## Sua tarefa
Transcreva, do texto sobre a laicidade do Estado, o trecho que começa com as palavras "A laicidade não" e termina com "de Thomas Jefferson.".

··· Texto

Pular para o conteúdo principal

Experiência constitucional brasileira respalda a laicidade de Estado

Já no governo provisório do Marechal Deodoro, de 1889 a 1891, o Decreto 119-A, de Ruy Barbosa, instituiu a separação entre Igreja e Estado


Celso Lafer
professor emérito da Faculdade de Direito da USP

A República em nosso país data de 1889. Assinalou-se por representar uma contraposição às instituições do Brasil império. Neste ano [2019], que marca os 120 anos da existência e vigência das instituições republicanas, retomo, para destacar, uma mudança de maior significado e duradoura importância para o país. 

Refiro-me à implantação da laicidade do Estado, que tem como uma de suas características essenciais a separação da Igreja e do Estado, vale dizer, uma nítida distinção entre, de um lado, instituições, motivações e autoridades religiosas e, de outro, instituições estatais e autoridades políticas, de tal forma que não haja predomínio da religião sobre a política.

Um Estado laico diferencia-se de um Estado teocrático, no âmbito do qual o poder religioso e o político se fundem. É o caso da Arábia Saudita e do Irã. Diferencia-se igualmente de um Estado confessional, no âmbito do qual existem vínculos entre o poder político e uma religião. Foi o caso do Brasil império, que afirmou o catolicismo como a religião oficial, mas assegurou a liberdade de opinião e de culto de outras religiões.


A laicidade não se circunscreve ao reconhecimento da liberdade de consciência, religião e culto, que confere à livre e autônoma consciência do indivíduo a adesão, ou não, a uma religião. Significa que o Estado se dessolidariza e se afasta de toda e qualquer religião, em função de um muro de separação entre Estado e Igreja, como institucionalmente consubstanciado pela Primeira Emenda da Constituição norte-americana, na leitura de Thomas Jefferson.

Ruy Barbosa assimilou a visão norte-americana. Nessa linha é de sua autoria, ainda na vigência do governo provisório de Deodoro, o Decreto n.º 119-A, que implantou a separação da Igreja e do Estado em nosso país. Essa separação adquiriu sua institucionalidade própria no artigo 72 da Constituição de 1891, a primeira Constituição republicana do Brasil. Nos termos do artigo 72, passaram a integrar a moldura da laicidade no Brasil: 1) a secularização do registro civil, do casamento, da administração dos cemitérios, desvinculando do âmbito da Igreja o reconhecimento jurídico dos momentos de vida do cidadão – do seu nascimento à sua morte; 2) a obrigação de ser leigo o ensino ministrado nos estabelecimentos públicos; e 3) a determinação de que “nenhum culto ou igreja gozará de subvenção oficial, nem terá relações de dependência ou aliança com o governo da União ou dos Estados”.

······
··· Listagem

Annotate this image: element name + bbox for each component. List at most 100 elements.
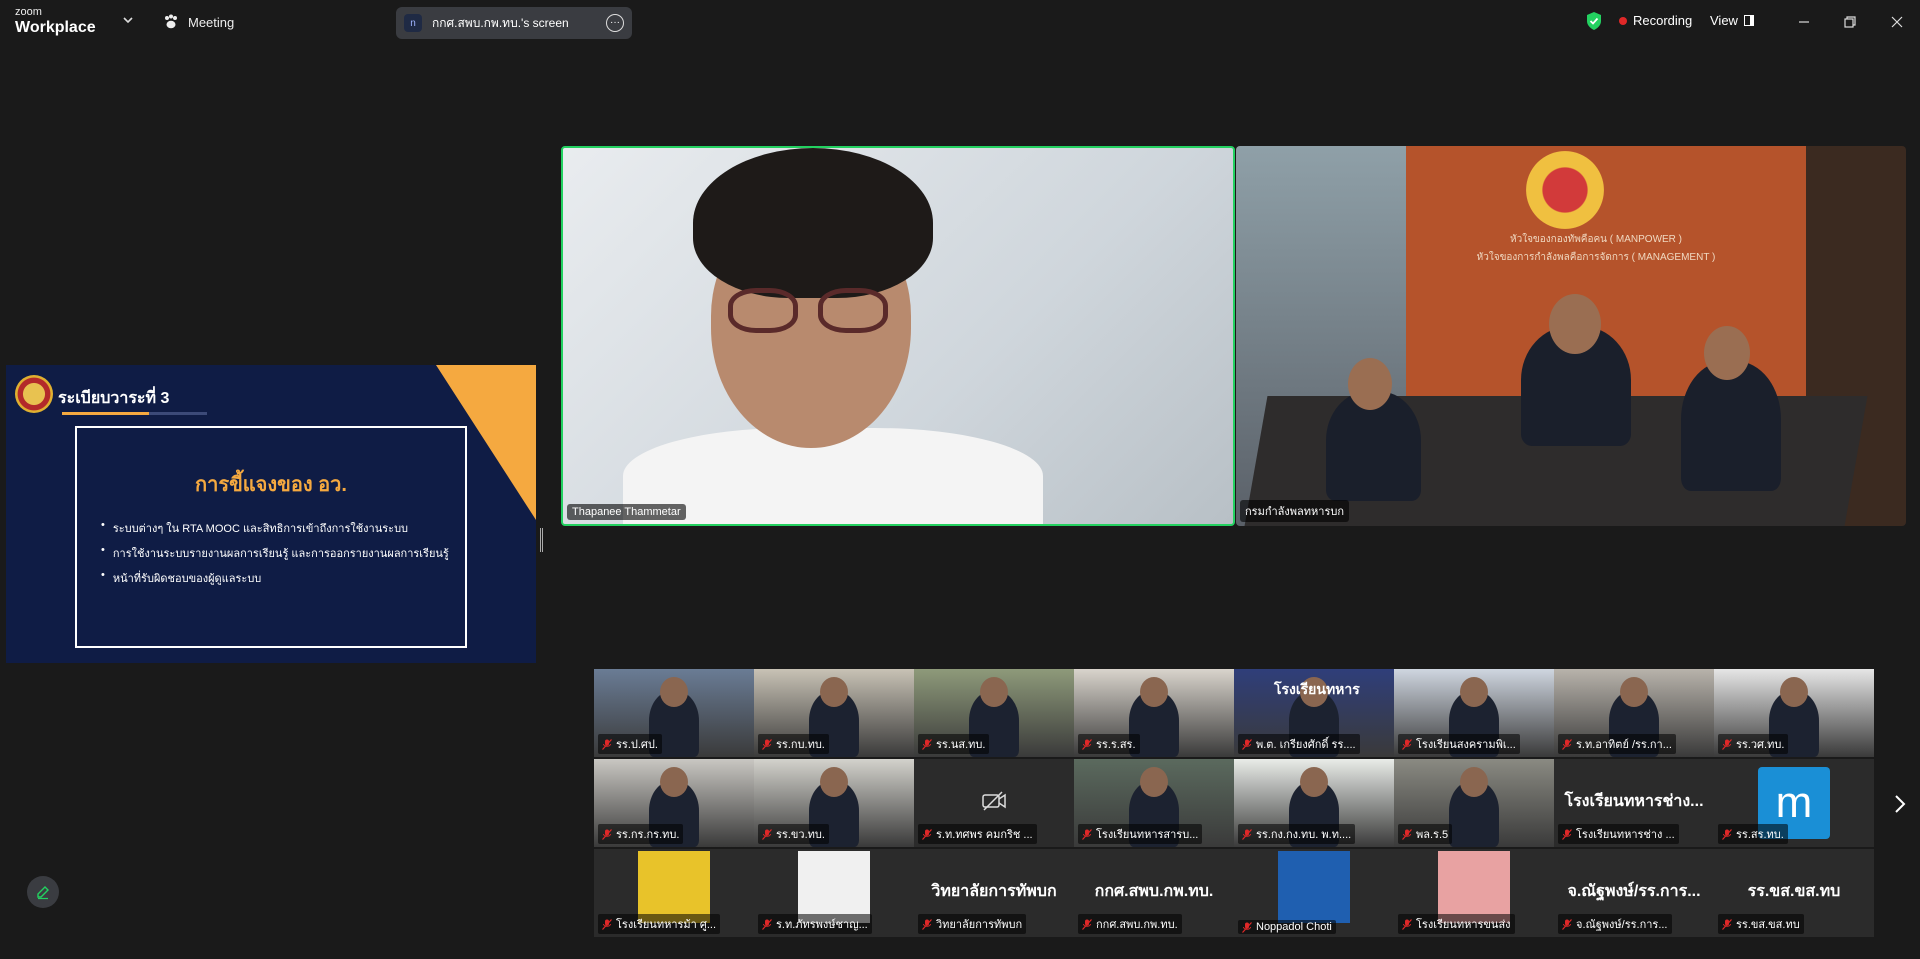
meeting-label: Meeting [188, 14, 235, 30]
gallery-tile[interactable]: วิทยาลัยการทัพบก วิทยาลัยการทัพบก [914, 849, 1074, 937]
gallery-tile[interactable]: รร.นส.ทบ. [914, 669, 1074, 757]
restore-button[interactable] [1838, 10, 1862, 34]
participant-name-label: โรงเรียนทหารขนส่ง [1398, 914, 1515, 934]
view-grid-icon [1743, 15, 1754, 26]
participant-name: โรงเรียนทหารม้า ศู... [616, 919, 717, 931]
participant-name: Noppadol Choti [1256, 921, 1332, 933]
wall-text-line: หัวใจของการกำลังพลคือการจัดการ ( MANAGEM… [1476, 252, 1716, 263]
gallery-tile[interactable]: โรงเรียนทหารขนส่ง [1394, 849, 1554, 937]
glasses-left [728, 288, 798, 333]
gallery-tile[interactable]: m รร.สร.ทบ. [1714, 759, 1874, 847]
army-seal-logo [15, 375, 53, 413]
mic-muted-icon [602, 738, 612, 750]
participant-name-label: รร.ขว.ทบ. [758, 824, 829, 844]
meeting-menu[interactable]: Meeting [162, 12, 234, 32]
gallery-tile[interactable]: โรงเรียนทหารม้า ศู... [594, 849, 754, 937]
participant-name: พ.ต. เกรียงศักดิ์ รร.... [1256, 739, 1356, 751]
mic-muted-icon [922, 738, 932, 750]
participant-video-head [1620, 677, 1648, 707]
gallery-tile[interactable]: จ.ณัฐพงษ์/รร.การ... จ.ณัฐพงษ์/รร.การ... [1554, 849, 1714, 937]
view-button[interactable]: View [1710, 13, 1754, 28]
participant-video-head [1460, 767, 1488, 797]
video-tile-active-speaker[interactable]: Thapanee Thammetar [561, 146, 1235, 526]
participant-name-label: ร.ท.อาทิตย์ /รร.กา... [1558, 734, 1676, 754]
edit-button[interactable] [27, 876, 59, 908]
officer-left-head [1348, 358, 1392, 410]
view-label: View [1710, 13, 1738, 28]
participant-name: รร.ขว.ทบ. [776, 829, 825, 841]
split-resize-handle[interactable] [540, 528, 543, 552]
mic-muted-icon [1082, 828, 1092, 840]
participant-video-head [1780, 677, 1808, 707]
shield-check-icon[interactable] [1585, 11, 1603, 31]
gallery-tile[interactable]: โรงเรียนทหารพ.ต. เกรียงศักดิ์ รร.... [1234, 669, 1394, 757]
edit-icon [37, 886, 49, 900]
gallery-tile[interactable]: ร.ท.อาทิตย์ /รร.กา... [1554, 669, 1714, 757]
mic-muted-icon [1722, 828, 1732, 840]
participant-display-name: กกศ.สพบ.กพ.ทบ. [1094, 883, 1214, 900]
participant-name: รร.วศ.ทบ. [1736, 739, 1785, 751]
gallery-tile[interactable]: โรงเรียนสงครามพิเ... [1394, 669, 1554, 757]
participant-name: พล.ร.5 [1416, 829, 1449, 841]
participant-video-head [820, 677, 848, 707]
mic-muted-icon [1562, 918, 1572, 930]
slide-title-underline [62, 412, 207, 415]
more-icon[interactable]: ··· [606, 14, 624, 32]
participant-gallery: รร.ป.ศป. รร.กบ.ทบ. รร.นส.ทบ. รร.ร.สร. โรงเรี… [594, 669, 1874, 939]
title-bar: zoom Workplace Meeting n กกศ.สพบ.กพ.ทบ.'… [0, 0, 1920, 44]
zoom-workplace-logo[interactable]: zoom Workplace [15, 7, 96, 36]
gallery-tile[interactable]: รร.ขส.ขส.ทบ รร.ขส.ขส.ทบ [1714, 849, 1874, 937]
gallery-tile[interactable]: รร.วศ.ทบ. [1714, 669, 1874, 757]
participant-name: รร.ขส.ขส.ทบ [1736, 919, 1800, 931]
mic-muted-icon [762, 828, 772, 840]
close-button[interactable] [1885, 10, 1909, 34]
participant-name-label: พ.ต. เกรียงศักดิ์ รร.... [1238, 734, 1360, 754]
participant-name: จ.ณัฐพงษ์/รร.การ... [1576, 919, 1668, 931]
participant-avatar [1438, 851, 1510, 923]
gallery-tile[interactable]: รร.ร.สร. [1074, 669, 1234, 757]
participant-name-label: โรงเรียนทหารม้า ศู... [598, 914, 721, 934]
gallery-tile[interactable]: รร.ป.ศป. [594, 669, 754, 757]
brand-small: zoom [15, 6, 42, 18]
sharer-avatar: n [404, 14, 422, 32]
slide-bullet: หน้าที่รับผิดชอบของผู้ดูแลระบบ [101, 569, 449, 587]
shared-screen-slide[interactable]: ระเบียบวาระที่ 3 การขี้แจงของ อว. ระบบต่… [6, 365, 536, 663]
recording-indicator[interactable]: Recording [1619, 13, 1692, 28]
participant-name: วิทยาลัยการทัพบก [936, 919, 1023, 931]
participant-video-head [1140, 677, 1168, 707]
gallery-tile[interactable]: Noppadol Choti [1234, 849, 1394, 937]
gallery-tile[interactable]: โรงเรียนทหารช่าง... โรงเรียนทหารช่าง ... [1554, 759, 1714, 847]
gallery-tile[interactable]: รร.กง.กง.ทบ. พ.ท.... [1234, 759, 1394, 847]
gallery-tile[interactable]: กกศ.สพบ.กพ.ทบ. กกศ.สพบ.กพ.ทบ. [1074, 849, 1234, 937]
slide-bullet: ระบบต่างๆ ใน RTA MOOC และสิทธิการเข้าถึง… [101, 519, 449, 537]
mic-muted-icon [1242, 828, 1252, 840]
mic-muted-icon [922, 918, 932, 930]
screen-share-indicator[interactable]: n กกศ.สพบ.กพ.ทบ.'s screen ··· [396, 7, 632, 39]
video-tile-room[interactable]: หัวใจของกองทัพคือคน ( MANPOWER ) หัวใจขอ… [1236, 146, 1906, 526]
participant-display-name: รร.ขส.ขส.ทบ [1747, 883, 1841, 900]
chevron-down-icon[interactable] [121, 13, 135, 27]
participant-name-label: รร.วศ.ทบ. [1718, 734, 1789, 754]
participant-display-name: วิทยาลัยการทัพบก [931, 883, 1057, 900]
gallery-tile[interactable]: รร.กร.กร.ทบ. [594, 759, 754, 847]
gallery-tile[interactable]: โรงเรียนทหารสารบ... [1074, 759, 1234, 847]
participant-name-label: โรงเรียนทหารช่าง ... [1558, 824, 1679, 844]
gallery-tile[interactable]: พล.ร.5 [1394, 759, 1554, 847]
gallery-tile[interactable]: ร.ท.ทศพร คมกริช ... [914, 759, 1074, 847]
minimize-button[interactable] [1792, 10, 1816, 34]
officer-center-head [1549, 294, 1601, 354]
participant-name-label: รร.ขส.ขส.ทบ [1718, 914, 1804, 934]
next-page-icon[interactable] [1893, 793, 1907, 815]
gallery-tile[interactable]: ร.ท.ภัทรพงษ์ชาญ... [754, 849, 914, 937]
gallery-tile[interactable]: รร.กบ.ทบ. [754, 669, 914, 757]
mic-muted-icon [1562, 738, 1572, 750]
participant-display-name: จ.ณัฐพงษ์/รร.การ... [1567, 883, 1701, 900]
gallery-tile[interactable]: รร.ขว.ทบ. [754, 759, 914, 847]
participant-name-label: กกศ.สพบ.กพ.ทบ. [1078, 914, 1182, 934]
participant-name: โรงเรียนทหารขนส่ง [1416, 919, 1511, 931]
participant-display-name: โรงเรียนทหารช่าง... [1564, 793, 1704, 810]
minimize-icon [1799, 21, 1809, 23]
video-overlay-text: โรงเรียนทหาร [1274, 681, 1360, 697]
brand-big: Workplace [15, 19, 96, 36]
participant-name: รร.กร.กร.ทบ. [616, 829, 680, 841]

······

## Resposta
A laicidade não se circunscreve ao reconhecimento da liberdade de consciência, religião e culto, que confere à livre e autônoma consciência do indivíduo a adesão, ou não, a uma religião. Significa que o Estado se dessolidariza e se afasta de toda e qualquer religião, em função de um muro de separação entre Estado e Igreja, como institucionalmente consubstanciado pela Primeira Emenda da Constituição norte-americana, na leitura de Thomas Jefferson.